▸ **Travail demandé**
Relevez, dans l'extrait sur la veillée, toutes les expressions au superlatif qui qualifient la fille rencontrée ce soir-là.

▸ **Extrait du document**
────

Le week-end en lui-même se passa très bien et à vrai dire, je me suis bien amusé. À la veillée, que nous avions faite avec les guides, je me suis assis à côté d'une fille. C'était elle, la fille pour qui j'ai écrit tant de poèmes, la plus belle de toutes, la plus douce, la plus charmante, la plus chouette fille qui puisse exister. M., si tu savais comme ton sourire m'a hanté jour et nuit, je sentais ton parfum à chaque instant de ma vie. Si je devais la décrire, je ne ferais que me répéter, car elle ressemble beaucoup à Caroline. M. a la peau plus bronzée, mais elles ont vraiment beaucoup de points communs entre elles : un visage doux, et des yeux magnifiques qui ont fait fondre mon petit cœur si sensible à chaque fois qu'ils se posaient sur moi.

Nous ne nous sommes échangés que quelques mots pendant cette soirée, et déjà je me sentais devenir amoureux. Je me rappellerai toujours la première phrase qu'elle m'a dite : « T'aimes bien Marianne ? » Cette phrase restera gravée à jamais dans mon esprit. M. était dans la classe de Marianne, je la connaissais de vue, mais jamais auparavant je ne m'étais intéressé à elle. Au début, je pensais que ce n'était qu'un amour volage, qui s'effacerait en quelques jours, mais le surlendemain je compris que j'étais vraiment amoureux.

────

▸ **Données affichées**

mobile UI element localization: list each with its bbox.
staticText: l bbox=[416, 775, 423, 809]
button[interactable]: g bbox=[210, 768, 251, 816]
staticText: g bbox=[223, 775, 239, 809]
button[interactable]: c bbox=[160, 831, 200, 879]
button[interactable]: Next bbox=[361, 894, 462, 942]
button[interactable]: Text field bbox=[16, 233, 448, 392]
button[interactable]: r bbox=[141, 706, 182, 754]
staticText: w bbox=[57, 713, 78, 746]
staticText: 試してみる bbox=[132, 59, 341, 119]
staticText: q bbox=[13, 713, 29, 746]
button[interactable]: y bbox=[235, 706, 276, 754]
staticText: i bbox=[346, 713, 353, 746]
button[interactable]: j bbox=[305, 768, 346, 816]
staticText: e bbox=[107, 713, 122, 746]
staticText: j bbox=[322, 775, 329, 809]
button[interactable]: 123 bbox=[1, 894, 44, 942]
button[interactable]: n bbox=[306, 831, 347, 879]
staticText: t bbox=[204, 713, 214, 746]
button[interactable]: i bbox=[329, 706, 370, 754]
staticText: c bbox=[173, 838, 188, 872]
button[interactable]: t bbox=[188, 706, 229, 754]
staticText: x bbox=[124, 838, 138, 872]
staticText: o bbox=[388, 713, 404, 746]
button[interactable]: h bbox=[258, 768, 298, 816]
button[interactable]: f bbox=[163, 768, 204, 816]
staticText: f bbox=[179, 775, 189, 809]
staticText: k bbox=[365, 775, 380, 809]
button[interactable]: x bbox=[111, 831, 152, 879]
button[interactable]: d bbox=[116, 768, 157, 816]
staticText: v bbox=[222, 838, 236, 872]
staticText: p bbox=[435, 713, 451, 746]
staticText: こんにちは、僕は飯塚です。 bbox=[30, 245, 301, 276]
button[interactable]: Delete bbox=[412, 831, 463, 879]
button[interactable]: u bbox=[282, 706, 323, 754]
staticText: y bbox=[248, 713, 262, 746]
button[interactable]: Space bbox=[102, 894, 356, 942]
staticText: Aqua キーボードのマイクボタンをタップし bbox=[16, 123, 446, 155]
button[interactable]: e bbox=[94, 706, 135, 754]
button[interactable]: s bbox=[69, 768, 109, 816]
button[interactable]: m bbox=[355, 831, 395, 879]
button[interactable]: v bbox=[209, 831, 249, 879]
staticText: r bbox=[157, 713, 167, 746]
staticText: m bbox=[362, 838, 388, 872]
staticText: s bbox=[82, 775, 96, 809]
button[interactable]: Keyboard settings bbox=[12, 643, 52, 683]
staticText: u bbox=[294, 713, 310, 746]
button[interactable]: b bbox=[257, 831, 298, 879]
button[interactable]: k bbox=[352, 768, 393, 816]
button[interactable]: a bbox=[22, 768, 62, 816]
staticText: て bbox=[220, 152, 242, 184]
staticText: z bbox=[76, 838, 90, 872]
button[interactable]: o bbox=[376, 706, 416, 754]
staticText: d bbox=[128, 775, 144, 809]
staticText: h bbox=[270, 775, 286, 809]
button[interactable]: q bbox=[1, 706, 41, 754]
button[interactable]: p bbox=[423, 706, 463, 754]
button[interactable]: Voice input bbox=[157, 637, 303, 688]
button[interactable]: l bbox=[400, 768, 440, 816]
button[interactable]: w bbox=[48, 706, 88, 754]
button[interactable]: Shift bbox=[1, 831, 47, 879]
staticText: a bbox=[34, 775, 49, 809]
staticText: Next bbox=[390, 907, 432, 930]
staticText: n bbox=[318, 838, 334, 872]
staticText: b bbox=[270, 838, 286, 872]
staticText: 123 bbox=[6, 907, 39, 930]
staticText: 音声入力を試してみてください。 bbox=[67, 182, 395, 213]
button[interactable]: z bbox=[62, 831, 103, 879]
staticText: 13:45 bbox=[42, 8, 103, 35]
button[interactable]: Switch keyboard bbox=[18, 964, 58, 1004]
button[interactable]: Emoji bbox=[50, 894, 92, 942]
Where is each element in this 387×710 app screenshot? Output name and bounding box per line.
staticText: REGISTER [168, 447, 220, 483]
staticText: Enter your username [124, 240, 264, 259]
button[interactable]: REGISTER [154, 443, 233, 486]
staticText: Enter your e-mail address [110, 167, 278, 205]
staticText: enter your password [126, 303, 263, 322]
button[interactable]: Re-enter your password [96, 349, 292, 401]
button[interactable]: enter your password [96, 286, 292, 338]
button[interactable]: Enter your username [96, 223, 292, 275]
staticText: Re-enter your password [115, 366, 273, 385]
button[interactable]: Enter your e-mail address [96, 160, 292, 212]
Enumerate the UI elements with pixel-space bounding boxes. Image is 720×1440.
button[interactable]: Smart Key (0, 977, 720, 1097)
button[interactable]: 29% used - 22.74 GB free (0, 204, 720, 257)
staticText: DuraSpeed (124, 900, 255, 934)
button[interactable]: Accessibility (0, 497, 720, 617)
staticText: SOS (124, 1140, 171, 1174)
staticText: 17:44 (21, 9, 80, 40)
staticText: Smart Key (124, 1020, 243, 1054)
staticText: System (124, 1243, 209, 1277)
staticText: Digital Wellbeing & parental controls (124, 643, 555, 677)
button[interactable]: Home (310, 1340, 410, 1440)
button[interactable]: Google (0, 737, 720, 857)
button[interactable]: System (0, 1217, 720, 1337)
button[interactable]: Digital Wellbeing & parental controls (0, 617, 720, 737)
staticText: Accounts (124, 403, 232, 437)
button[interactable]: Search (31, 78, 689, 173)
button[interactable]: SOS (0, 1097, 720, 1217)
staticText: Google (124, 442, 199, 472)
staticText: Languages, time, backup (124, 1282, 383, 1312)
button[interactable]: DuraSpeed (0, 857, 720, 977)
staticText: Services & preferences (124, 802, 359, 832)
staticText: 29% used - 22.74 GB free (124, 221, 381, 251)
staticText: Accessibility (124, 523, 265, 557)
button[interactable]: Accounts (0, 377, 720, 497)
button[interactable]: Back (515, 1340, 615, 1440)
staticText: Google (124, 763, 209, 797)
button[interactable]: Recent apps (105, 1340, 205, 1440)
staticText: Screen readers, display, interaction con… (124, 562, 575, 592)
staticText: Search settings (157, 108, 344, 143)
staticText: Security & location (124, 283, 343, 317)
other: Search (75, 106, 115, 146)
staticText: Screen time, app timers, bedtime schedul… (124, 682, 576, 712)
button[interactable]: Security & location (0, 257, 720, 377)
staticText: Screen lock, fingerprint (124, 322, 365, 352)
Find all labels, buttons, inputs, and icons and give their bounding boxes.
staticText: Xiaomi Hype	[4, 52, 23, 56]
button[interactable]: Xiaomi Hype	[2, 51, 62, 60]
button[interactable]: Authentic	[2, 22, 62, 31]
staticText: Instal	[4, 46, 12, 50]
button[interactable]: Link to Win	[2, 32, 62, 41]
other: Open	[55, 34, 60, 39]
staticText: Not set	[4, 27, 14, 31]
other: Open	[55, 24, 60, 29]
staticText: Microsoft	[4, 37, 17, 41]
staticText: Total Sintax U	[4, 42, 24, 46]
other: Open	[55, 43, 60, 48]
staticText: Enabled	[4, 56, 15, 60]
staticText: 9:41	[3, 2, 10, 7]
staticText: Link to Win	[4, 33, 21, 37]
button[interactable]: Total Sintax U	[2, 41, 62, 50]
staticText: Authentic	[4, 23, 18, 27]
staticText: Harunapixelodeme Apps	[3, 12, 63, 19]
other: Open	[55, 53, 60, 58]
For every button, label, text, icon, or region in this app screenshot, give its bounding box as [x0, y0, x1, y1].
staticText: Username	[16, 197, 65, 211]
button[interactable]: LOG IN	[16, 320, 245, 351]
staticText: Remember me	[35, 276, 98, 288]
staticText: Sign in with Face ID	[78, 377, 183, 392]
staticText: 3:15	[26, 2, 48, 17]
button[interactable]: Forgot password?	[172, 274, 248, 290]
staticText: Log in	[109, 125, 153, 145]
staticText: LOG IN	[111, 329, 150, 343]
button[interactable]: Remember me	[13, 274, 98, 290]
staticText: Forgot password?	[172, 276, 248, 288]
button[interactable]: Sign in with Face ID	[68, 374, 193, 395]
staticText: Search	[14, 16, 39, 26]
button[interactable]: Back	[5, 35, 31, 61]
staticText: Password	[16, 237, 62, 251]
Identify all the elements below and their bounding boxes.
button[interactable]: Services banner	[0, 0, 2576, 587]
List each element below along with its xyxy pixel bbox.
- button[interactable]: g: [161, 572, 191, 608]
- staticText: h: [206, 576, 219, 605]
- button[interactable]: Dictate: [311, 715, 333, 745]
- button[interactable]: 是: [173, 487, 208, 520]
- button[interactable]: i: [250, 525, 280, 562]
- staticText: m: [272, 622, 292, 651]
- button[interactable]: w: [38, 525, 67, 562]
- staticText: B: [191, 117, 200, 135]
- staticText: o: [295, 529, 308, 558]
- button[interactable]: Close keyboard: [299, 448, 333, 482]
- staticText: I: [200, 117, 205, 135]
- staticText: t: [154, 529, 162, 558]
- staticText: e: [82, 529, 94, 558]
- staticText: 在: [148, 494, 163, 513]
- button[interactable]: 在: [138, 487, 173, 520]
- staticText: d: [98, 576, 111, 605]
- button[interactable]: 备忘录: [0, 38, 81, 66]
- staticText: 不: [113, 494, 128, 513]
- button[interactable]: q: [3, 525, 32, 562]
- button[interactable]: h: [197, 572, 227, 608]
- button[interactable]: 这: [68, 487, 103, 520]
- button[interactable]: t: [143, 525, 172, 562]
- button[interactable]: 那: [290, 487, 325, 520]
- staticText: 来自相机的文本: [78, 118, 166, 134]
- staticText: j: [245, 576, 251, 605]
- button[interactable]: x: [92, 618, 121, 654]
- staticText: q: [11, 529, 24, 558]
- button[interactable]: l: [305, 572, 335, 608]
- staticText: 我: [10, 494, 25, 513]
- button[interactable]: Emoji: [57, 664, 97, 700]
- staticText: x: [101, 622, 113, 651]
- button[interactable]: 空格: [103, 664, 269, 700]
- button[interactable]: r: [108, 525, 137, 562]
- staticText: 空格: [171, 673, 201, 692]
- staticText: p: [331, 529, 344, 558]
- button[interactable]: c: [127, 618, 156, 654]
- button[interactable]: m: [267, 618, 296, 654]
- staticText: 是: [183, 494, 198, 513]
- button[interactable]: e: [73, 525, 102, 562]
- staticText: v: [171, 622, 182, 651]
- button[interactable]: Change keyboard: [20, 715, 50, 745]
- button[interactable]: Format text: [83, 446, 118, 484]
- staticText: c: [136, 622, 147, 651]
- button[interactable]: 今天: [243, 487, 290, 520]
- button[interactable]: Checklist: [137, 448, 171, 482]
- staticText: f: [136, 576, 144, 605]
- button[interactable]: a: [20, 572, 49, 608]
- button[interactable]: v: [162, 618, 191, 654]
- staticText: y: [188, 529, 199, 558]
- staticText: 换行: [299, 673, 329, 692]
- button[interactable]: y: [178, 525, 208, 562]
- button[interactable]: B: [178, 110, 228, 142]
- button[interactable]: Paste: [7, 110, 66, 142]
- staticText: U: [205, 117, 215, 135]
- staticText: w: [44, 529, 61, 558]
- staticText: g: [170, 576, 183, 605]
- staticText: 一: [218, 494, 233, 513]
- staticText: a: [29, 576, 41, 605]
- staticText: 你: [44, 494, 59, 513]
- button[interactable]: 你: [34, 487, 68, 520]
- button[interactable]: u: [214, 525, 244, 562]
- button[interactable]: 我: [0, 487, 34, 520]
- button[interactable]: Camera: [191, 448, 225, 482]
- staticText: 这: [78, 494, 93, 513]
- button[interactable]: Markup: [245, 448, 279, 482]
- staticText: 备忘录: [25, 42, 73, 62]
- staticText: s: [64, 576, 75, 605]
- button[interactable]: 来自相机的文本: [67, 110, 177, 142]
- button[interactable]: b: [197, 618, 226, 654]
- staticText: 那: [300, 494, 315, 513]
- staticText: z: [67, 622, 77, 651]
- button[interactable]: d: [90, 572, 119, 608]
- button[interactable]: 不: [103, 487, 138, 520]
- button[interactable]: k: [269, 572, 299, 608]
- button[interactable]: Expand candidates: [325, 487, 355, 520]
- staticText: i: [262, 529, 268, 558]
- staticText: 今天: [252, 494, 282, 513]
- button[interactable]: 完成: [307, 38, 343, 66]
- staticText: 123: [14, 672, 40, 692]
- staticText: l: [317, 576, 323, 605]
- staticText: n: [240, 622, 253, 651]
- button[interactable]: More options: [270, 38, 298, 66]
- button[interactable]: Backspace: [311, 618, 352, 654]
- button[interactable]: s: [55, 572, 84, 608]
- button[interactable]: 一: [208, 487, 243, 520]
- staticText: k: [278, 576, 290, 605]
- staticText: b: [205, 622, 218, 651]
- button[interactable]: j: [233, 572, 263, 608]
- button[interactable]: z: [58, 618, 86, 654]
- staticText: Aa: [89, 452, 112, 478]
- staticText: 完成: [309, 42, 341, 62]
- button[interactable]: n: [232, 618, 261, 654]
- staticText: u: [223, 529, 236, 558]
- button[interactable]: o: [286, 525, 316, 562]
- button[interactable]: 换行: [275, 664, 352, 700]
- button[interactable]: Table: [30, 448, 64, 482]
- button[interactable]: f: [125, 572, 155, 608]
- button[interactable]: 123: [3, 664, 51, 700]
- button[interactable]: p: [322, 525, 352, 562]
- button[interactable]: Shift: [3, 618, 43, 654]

────

▸ **Réponse attendue**
- la plus belle de toutes
- la plus douce
- la plus charmante
- la plus chouette fille qui puisse exister